-- Set problem --
Check every line of the entries below for the word "Nice", and copy the ones that have it.

-- Supplied data --

** Start **

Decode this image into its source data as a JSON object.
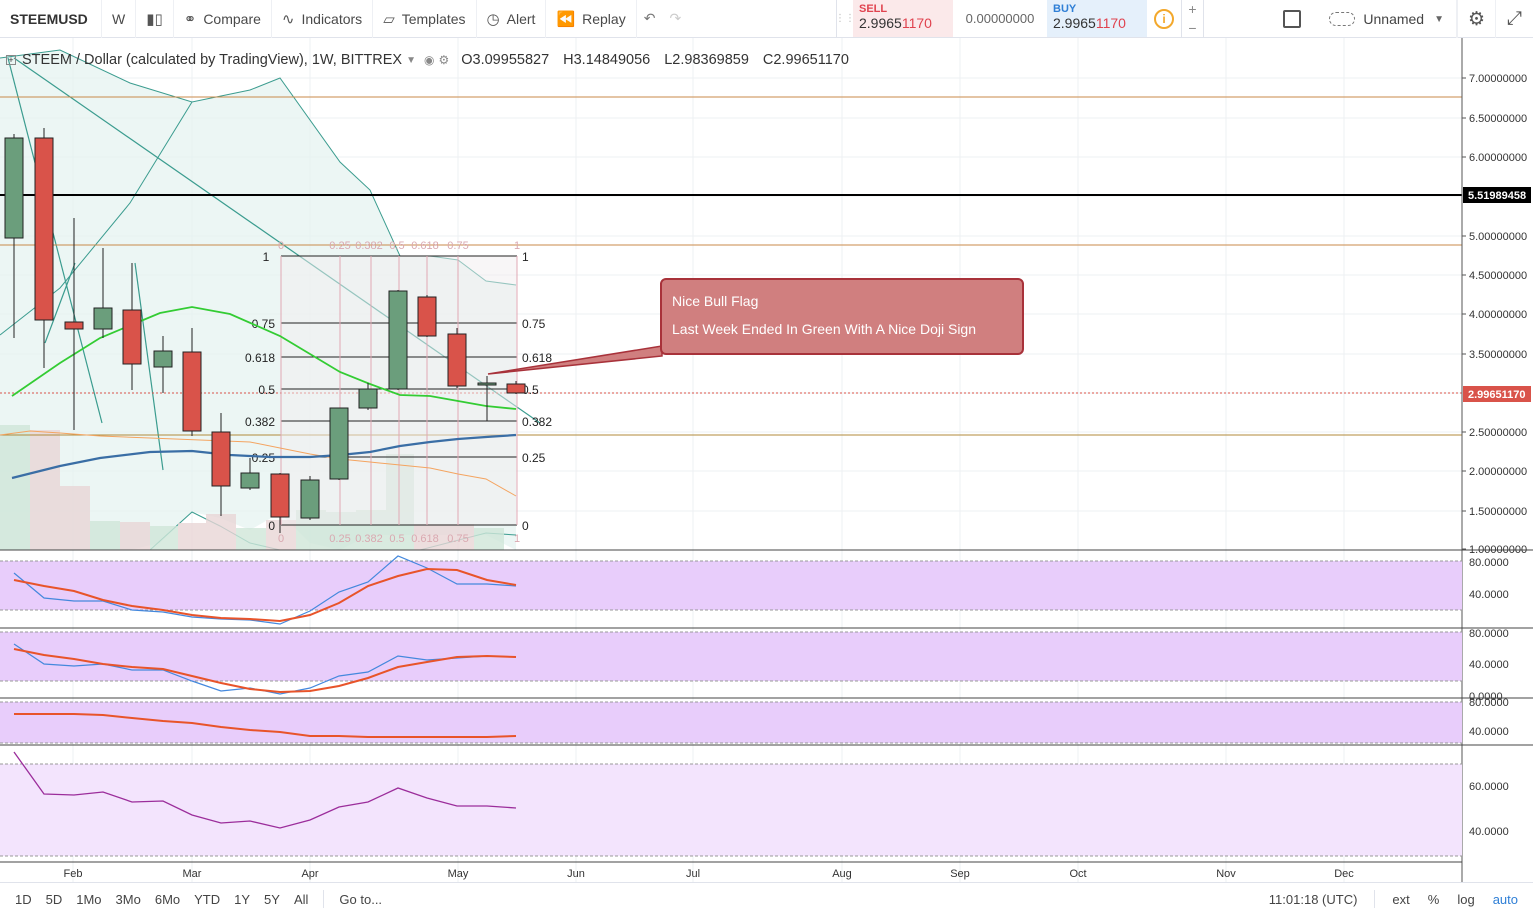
{
  "toolbar": {
    "symbol": "STEEMUSD",
    "interval": "W",
    "compare": "Compare",
    "indicators": "Indicators",
    "templates": "Templates",
    "alert": "Alert",
    "replay": "Replay"
  },
  "trade": {
    "sell_label": "SELL",
    "sell_price_main": "2.9965",
    "sell_price_hl": "1170",
    "spread": "0.00000000",
    "buy_label": "BUY",
    "buy_price_main": "2.9965",
    "buy_price_hl": "1170"
  },
  "layout_menu": {
    "name": "Unnamed"
  },
  "legend": {
    "title": "STEEM / Dollar (calculated by TradingView), 1W, BITTREX",
    "open": "O3.09955827",
    "high": "H3.14849056",
    "low": "L2.98369859",
    "close": "C2.99651170"
  },
  "annotation": {
    "line1": "Nice Bull Flag",
    "line2": "Last Week Ended In Green With A Nice Doji Sign"
  },
  "price_axis": {
    "labels": [
      "7.00000000",
      "6.50000000",
      "6.00000000",
      "5.00000000",
      "4.50000000",
      "4.00000000",
      "3.50000000",
      "2.50000000",
      "2.00000000",
      "1.50000000",
      "1.00000000"
    ],
    "highlight_black": "5.51989458",
    "highlight_red": "2.99651170"
  },
  "fib": {
    "levels": [
      "1",
      "0.75",
      "0.618",
      "0.5",
      "0.382",
      "0.25",
      "0"
    ],
    "top_labels": [
      "0",
      "0.25",
      "0.382",
      "0.5",
      "0.618",
      "0.75",
      "1"
    ]
  },
  "indicator_axes": {
    "pane1": [
      "80.0000",
      "40.0000"
    ],
    "pane2": [
      "80.0000",
      "40.0000",
      "0.0000"
    ],
    "pane3": [
      "80.0000",
      "40.0000"
    ],
    "pane4": [
      "60.0000",
      "40.0000"
    ]
  },
  "time_axis": [
    "Feb",
    "Mar",
    "Apr",
    "May",
    "Jun",
    "Jul",
    "Aug",
    "Sep",
    "Oct",
    "Nov",
    "Dec"
  ],
  "colors": {
    "up": "#6b9e7c",
    "down": "#d9534a",
    "ma_green": "#33cc33",
    "ma_blue": "#3a6ea5",
    "indicator_bg": "#e8cdfb"
  },
  "bottombar": {
    "ranges": [
      "1D",
      "5D",
      "1Mo",
      "3Mo",
      "6Mo",
      "YTD",
      "1Y",
      "5Y",
      "All"
    ],
    "goto": "Go to...",
    "time": "11:01:18 (UTC)",
    "ext": "ext",
    "pct": "%",
    "log": "log",
    "auto": "auto"
  }
}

** End **

-- Full output --
    "line1": "Nice Bull Flag",
    "line2": "Last Week Ended In Green With A Nice Doji Sign"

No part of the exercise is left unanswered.